● WHAT YOU WILL DO:
The required output is the line containing "Transcribe this image's" through the final line of the material below, printed exactly, with no other lines.

● RECORDS FOR THIS TASK:
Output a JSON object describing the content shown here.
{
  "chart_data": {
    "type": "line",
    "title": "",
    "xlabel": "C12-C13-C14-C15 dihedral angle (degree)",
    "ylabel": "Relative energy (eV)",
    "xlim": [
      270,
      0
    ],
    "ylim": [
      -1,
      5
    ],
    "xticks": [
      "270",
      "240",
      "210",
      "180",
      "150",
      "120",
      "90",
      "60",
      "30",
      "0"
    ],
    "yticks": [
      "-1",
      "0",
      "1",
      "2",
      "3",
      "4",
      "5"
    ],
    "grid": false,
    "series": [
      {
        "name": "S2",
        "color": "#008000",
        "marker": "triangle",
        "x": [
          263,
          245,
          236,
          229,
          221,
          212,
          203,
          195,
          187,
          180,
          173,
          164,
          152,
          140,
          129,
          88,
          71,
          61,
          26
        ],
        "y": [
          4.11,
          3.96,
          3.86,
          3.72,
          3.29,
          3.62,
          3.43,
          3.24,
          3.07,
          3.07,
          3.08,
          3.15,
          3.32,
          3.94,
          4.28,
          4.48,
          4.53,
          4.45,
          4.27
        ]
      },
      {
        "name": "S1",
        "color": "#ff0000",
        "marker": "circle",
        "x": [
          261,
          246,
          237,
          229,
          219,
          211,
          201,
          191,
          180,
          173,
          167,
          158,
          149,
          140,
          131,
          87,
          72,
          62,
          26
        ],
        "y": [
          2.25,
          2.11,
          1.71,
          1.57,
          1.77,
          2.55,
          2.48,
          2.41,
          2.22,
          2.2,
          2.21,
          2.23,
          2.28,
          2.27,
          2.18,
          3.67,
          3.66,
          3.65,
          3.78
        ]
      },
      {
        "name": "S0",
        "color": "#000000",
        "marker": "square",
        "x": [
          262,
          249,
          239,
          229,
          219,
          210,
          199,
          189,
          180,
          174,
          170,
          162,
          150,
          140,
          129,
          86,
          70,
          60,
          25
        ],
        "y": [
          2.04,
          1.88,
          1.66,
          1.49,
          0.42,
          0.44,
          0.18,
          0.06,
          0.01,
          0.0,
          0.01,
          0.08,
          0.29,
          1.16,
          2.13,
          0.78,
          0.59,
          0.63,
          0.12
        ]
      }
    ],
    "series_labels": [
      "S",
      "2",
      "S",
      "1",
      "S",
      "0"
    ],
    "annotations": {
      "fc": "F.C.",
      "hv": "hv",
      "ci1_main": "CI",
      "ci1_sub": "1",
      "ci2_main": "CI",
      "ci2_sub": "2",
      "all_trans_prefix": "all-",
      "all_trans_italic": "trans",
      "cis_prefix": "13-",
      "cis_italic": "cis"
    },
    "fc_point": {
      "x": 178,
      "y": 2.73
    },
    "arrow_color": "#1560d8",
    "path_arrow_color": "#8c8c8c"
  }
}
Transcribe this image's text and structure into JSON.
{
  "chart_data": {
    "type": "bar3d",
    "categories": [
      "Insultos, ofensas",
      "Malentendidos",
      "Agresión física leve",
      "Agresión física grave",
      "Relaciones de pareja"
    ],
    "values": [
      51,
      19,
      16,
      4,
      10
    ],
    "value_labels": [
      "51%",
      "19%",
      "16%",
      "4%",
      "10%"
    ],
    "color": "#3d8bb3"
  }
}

● COMPLETED EXERCISE:
Transcribe this image's text and structure into JSON.
{
  "chart_data": {
    "type": "bar3d",
    "categories": [
      "Insultos, ofensas",
      "Malentendidos",
      "Agresión física leve",
      "Agresión física grave",
      "Relaciones de pareja"
    ],
    "values": [
      51,
      19,
      16,
      4,
      10
    ],
    "value_labels": [
      "51%",
      "19%",
      "16%",
      "4%",
      "10%"
    ],
    "color": "#3d8bb3"
  }
}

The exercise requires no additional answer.